TASK -> Note each line where "name" appears, and copy it.

-- BEGIN --

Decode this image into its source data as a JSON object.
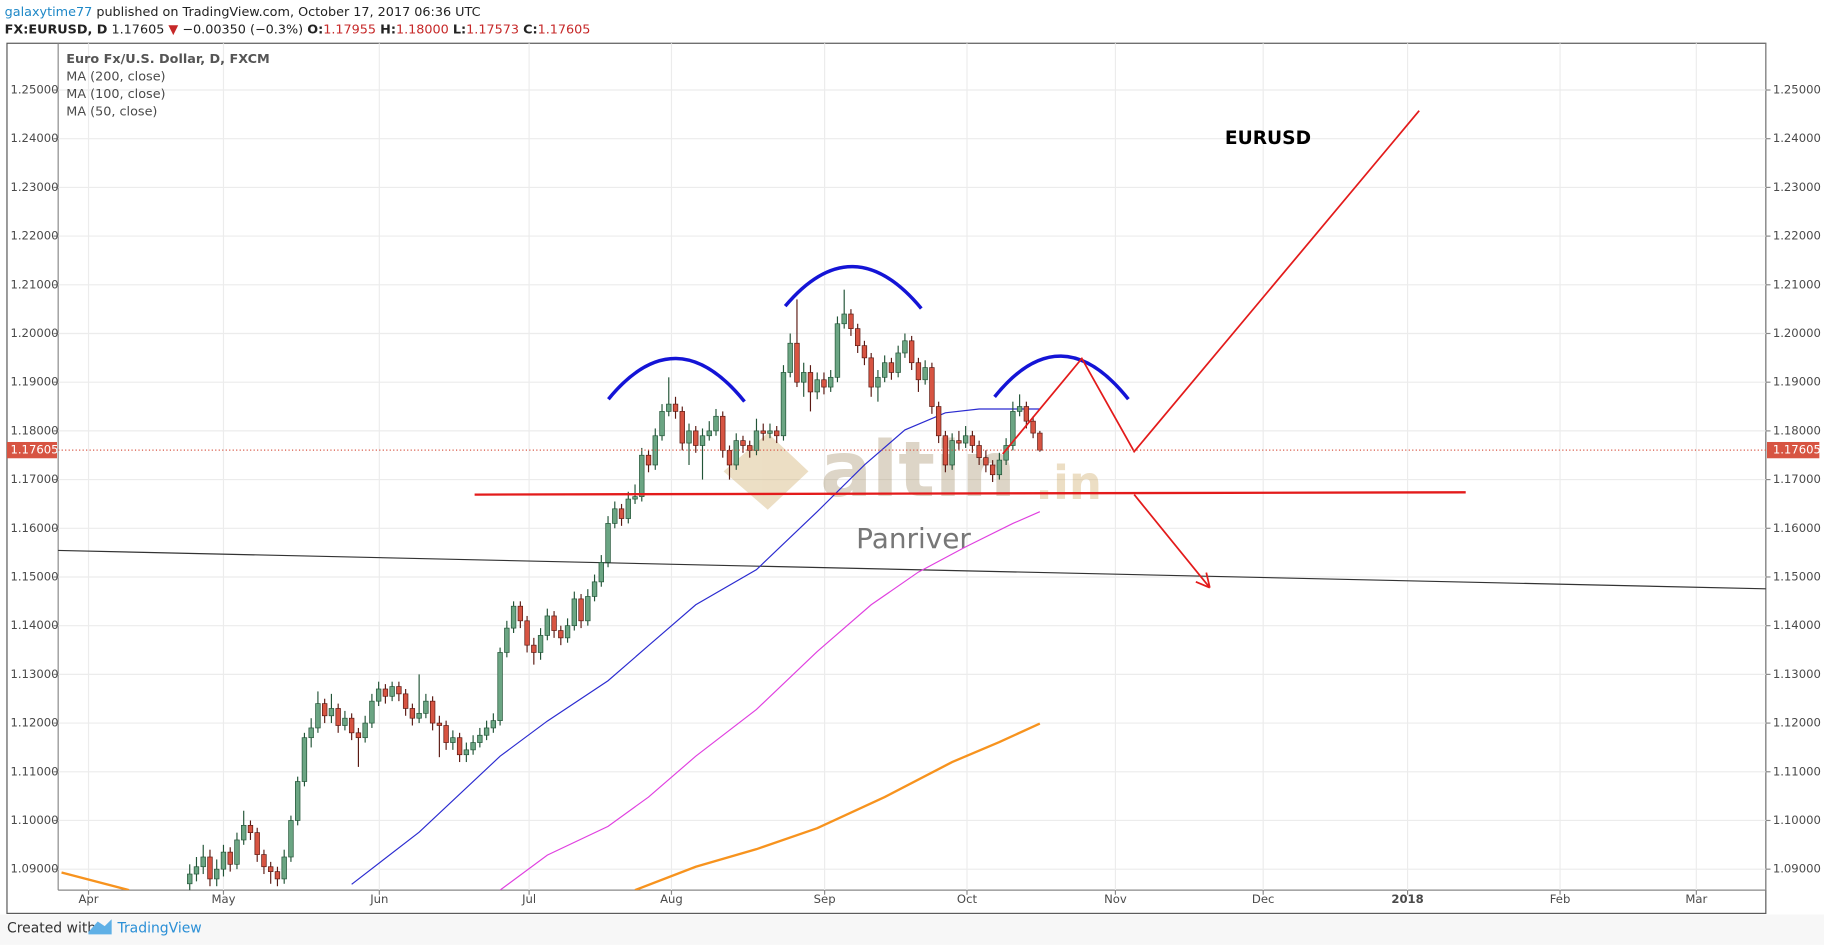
{
  "header": {
    "author": "galaxytime77",
    "published": "published on TradingView.com, October 17, 2017 06:36 UTC",
    "symbol": "FX:EURUSD, D",
    "last": "1.17605",
    "arrow": "▼",
    "change": "−0.00350 (−0.3%)",
    "ohlc": [
      {
        "label": "O:",
        "value": "1.17955"
      },
      {
        "label": "H:",
        "value": "1.18000"
      },
      {
        "label": "L:",
        "value": "1.17573"
      },
      {
        "label": "C:",
        "value": "1.17605"
      }
    ]
  },
  "footer": {
    "created": "Created with",
    "brand": "TradingView"
  },
  "chart_data": {
    "type": "candlestick",
    "title": "Euro Fx/U.S. Dollar, D, FXCM",
    "annotations": [
      "EURUSD",
      "Panriver"
    ],
    "watermark": [
      "altin",
      ".in"
    ],
    "up_color": "#6ba583",
    "down_color": "#d75442",
    "grid": true,
    "xlim": [
      -4.5,
      248.6
    ],
    "ylim": [
      1.0857,
      1.2596
    ],
    "xticks": [
      {
        "value": 0,
        "label": "Apr"
      },
      {
        "value": 20,
        "label": "May"
      },
      {
        "value": 43.1,
        "label": "Jun"
      },
      {
        "value": 65.3,
        "label": "Jul"
      },
      {
        "value": 86.4,
        "label": "Aug"
      },
      {
        "value": 109.1,
        "label": "Sep"
      },
      {
        "value": 130.2,
        "label": "Oct"
      },
      {
        "value": 152.2,
        "label": "Nov"
      },
      {
        "value": 174.1,
        "label": "Dec"
      },
      {
        "value": 195.5,
        "label": "2018"
      },
      {
        "value": 218.1,
        "label": "Feb"
      },
      {
        "value": 238.3,
        "label": "Mar"
      }
    ],
    "yticks": [
      {
        "value": 1.09,
        "label": "1.09000"
      },
      {
        "value": 1.1,
        "label": "1.10000"
      },
      {
        "value": 1.11,
        "label": "1.11000"
      },
      {
        "value": 1.12,
        "label": "1.12000"
      },
      {
        "value": 1.13,
        "label": "1.13000"
      },
      {
        "value": 1.14,
        "label": "1.14000"
      },
      {
        "value": 1.15,
        "label": "1.15000"
      },
      {
        "value": 1.16,
        "label": "1.16000"
      },
      {
        "value": 1.17,
        "label": "1.17000"
      },
      {
        "value": 1.18,
        "label": "1.18000"
      },
      {
        "value": 1.19,
        "label": "1.19000"
      },
      {
        "value": 1.2,
        "label": "1.20000"
      },
      {
        "value": 1.21,
        "label": "1.21000"
      },
      {
        "value": 1.22,
        "label": "1.22000"
      },
      {
        "value": 1.23,
        "label": "1.23000"
      },
      {
        "value": 1.24,
        "label": "1.24000"
      },
      {
        "value": 1.25,
        "label": "1.25000"
      }
    ],
    "candles": {
      "x": [
        15,
        16,
        17,
        18,
        19,
        20,
        21,
        22,
        23,
        24,
        25,
        26,
        27,
        28,
        29,
        30,
        31,
        32,
        33,
        34,
        35,
        36,
        37,
        38,
        39,
        40,
        41,
        42,
        43,
        44,
        45,
        46,
        47,
        48,
        49,
        50,
        51,
        52,
        53,
        54,
        55,
        56,
        57,
        58,
        59,
        60,
        61,
        62,
        63,
        64,
        65,
        66,
        67,
        68,
        69,
        70,
        71,
        72,
        73,
        74,
        75,
        76,
        77,
        78,
        79,
        80,
        81,
        82,
        83,
        84,
        85,
        86,
        87,
        88,
        89,
        90,
        91,
        92,
        93,
        94,
        95,
        96,
        97,
        98,
        99,
        100,
        101,
        102,
        103,
        104,
        105,
        106,
        107,
        108,
        109,
        110,
        111,
        112,
        113,
        114,
        115,
        116,
        117,
        118,
        119,
        120,
        121,
        122,
        123,
        124,
        125,
        126,
        127,
        128,
        129,
        130,
        131,
        132,
        133,
        134,
        135,
        136,
        137,
        138,
        139,
        140,
        141
      ],
      "open": [
        1.087,
        1.089,
        1.0905,
        1.0925,
        1.088,
        1.09,
        1.0935,
        1.091,
        1.096,
        1.099,
        1.0975,
        1.093,
        1.0905,
        1.0895,
        1.088,
        1.0925,
        1.1,
        1.108,
        1.117,
        1.119,
        1.124,
        1.1215,
        1.123,
        1.1195,
        1.121,
        1.118,
        1.117,
        1.12,
        1.1245,
        1.127,
        1.1255,
        1.1275,
        1.126,
        1.123,
        1.121,
        1.122,
        1.1245,
        1.12,
        1.1195,
        1.116,
        1.117,
        1.1135,
        1.1145,
        1.116,
        1.1175,
        1.119,
        1.1205,
        1.1345,
        1.1395,
        1.144,
        1.141,
        1.136,
        1.1345,
        1.138,
        1.142,
        1.139,
        1.1375,
        1.14,
        1.1455,
        1.141,
        1.146,
        1.149,
        1.153,
        1.161,
        1.164,
        1.162,
        1.166,
        1.1665,
        1.175,
        1.173,
        1.179,
        1.184,
        1.1855,
        1.184,
        1.1775,
        1.18,
        1.177,
        1.179,
        1.18,
        1.183,
        1.176,
        1.173,
        1.178,
        1.177,
        1.176,
        1.18,
        1.1795,
        1.18,
        1.179,
        1.192,
        1.198,
        1.19,
        1.192,
        1.188,
        1.1905,
        1.189,
        1.191,
        1.202,
        1.204,
        1.201,
        1.1975,
        1.195,
        1.189,
        1.191,
        1.194,
        1.192,
        1.196,
        1.1985,
        1.194,
        1.1905,
        1.193,
        1.185,
        1.179,
        1.173,
        1.178,
        1.1775,
        1.179,
        1.177,
        1.1745,
        1.173,
        1.171,
        1.174,
        1.177,
        1.184,
        1.185,
        1.182,
        1.17955
      ],
      "high": [
        1.091,
        1.0925,
        1.095,
        1.094,
        1.092,
        1.095,
        1.0945,
        1.0975,
        1.102,
        1.1,
        1.0985,
        1.094,
        1.0915,
        1.0905,
        1.094,
        1.101,
        1.109,
        1.118,
        1.121,
        1.1265,
        1.125,
        1.126,
        1.124,
        1.1225,
        1.122,
        1.119,
        1.1215,
        1.126,
        1.1285,
        1.128,
        1.1285,
        1.1285,
        1.127,
        1.124,
        1.13,
        1.126,
        1.1255,
        1.1215,
        1.1205,
        1.1185,
        1.118,
        1.116,
        1.1175,
        1.119,
        1.1205,
        1.122,
        1.1355,
        1.141,
        1.145,
        1.145,
        1.142,
        1.1375,
        1.1395,
        1.1435,
        1.143,
        1.14,
        1.1415,
        1.147,
        1.1465,
        1.1475,
        1.1505,
        1.1545,
        1.1625,
        1.1655,
        1.165,
        1.1675,
        1.169,
        1.1765,
        1.176,
        1.1805,
        1.1855,
        1.191,
        1.187,
        1.185,
        1.1815,
        1.181,
        1.1805,
        1.182,
        1.1845,
        1.184,
        1.177,
        1.1795,
        1.179,
        1.178,
        1.1825,
        1.1815,
        1.1815,
        1.181,
        1.1935,
        1.2,
        1.207,
        1.194,
        1.1935,
        1.192,
        1.192,
        1.1925,
        1.2035,
        1.209,
        1.205,
        1.202,
        1.1985,
        1.196,
        1.1925,
        1.1955,
        1.195,
        1.1975,
        1.2,
        1.1995,
        1.195,
        1.1945,
        1.194,
        1.186,
        1.18,
        1.1795,
        1.18,
        1.181,
        1.18,
        1.178,
        1.176,
        1.174,
        1.1755,
        1.1785,
        1.186,
        1.1875,
        1.186,
        1.183,
        1.18
      ],
      "low": [
        1.0855,
        1.0875,
        1.089,
        1.0865,
        1.0865,
        1.0885,
        1.0895,
        1.09,
        1.095,
        1.096,
        1.0915,
        1.089,
        1.087,
        1.0865,
        1.087,
        1.0915,
        1.099,
        1.107,
        1.115,
        1.118,
        1.12,
        1.12,
        1.118,
        1.1185,
        1.1165,
        1.111,
        1.116,
        1.119,
        1.1235,
        1.124,
        1.1245,
        1.1245,
        1.1215,
        1.1195,
        1.12,
        1.121,
        1.1185,
        1.113,
        1.1145,
        1.1145,
        1.112,
        1.112,
        1.1135,
        1.115,
        1.1165,
        1.118,
        1.1195,
        1.1335,
        1.1385,
        1.1395,
        1.1345,
        1.132,
        1.133,
        1.137,
        1.1375,
        1.136,
        1.1365,
        1.139,
        1.1395,
        1.14,
        1.145,
        1.148,
        1.152,
        1.16,
        1.1605,
        1.161,
        1.165,
        1.1655,
        1.1715,
        1.172,
        1.178,
        1.183,
        1.1825,
        1.176,
        1.173,
        1.1755,
        1.17,
        1.178,
        1.179,
        1.1745,
        1.17,
        1.172,
        1.1755,
        1.1745,
        1.175,
        1.178,
        1.1785,
        1.1775,
        1.178,
        1.191,
        1.189,
        1.187,
        1.184,
        1.1865,
        1.1875,
        1.188,
        1.19,
        1.201,
        1.1995,
        1.196,
        1.1935,
        1.187,
        1.186,
        1.19,
        1.1905,
        1.191,
        1.195,
        1.1925,
        1.188,
        1.1895,
        1.1835,
        1.1775,
        1.1715,
        1.172,
        1.176,
        1.1765,
        1.1755,
        1.173,
        1.1715,
        1.1695,
        1.17,
        1.173,
        1.176,
        1.183,
        1.1805,
        1.1785,
        1.17573
      ],
      "close": [
        1.089,
        1.0905,
        1.0925,
        1.088,
        1.09,
        1.0935,
        1.091,
        1.096,
        1.099,
        1.0975,
        1.093,
        1.0905,
        1.0895,
        1.088,
        1.0925,
        1.1,
        1.108,
        1.117,
        1.119,
        1.124,
        1.1215,
        1.123,
        1.1195,
        1.121,
        1.118,
        1.117,
        1.12,
        1.1245,
        1.127,
        1.1255,
        1.1275,
        1.126,
        1.123,
        1.121,
        1.122,
        1.1245,
        1.12,
        1.1195,
        1.116,
        1.117,
        1.1135,
        1.1145,
        1.116,
        1.1175,
        1.119,
        1.1205,
        1.1345,
        1.1395,
        1.144,
        1.141,
        1.136,
        1.1345,
        1.138,
        1.142,
        1.139,
        1.1375,
        1.14,
        1.1455,
        1.141,
        1.146,
        1.149,
        1.153,
        1.161,
        1.164,
        1.162,
        1.166,
        1.1665,
        1.175,
        1.173,
        1.179,
        1.184,
        1.1855,
        1.184,
        1.1775,
        1.18,
        1.177,
        1.179,
        1.18,
        1.183,
        1.176,
        1.173,
        1.178,
        1.177,
        1.176,
        1.18,
        1.1795,
        1.18,
        1.179,
        1.192,
        1.198,
        1.19,
        1.192,
        1.188,
        1.1905,
        1.189,
        1.191,
        1.202,
        1.204,
        1.201,
        1.1975,
        1.195,
        1.189,
        1.191,
        1.194,
        1.192,
        1.196,
        1.1985,
        1.194,
        1.1905,
        1.193,
        1.185,
        1.179,
        1.173,
        1.178,
        1.1775,
        1.179,
        1.177,
        1.1745,
        1.173,
        1.171,
        1.174,
        1.177,
        1.184,
        1.185,
        1.182,
        1.17955,
        1.17605
      ]
    },
    "series": [
      {
        "name": "MA (200, close)",
        "color": "#f7931e",
        "width": 2,
        "x": [
          -4,
          6,
          50,
          81,
          90,
          99,
          108,
          118,
          128,
          135,
          141
        ],
        "values": [
          1.0893,
          1.0857,
          null,
          1.0857,
          1.0905,
          1.0941,
          1.0984,
          1.1048,
          1.112,
          1.1161,
          1.1199
        ]
      },
      {
        "name": "MA (100, close)",
        "color": "#e040e0",
        "width": 1,
        "x": [
          61,
          68,
          77,
          83,
          90,
          99,
          108,
          116,
          123,
          130,
          137,
          141
        ],
        "values": [
          1.0857,
          1.0929,
          1.0988,
          1.1048,
          1.1132,
          1.1228,
          1.1347,
          1.1443,
          1.151,
          1.1562,
          1.161,
          1.1634
        ]
      },
      {
        "name": "MA (50, close)",
        "color": "#2b2bd0",
        "width": 1,
        "x": [
          39,
          49,
          61,
          68,
          77,
          83,
          90,
          99,
          108,
          115,
          121,
          127,
          132,
          141
        ],
        "values": [
          1.0869,
          1.0976,
          1.1132,
          1.1204,
          1.1287,
          1.1359,
          1.1443,
          1.1515,
          1.1634,
          1.173,
          1.1802,
          1.1837,
          1.1845,
          1.1845
        ]
      }
    ]
  }
}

-- END --

ANSWER TO THE TASK ->
        "name": "MA (200, close)",
        "name": "MA (100, close)",
        "name": "MA (50, close)",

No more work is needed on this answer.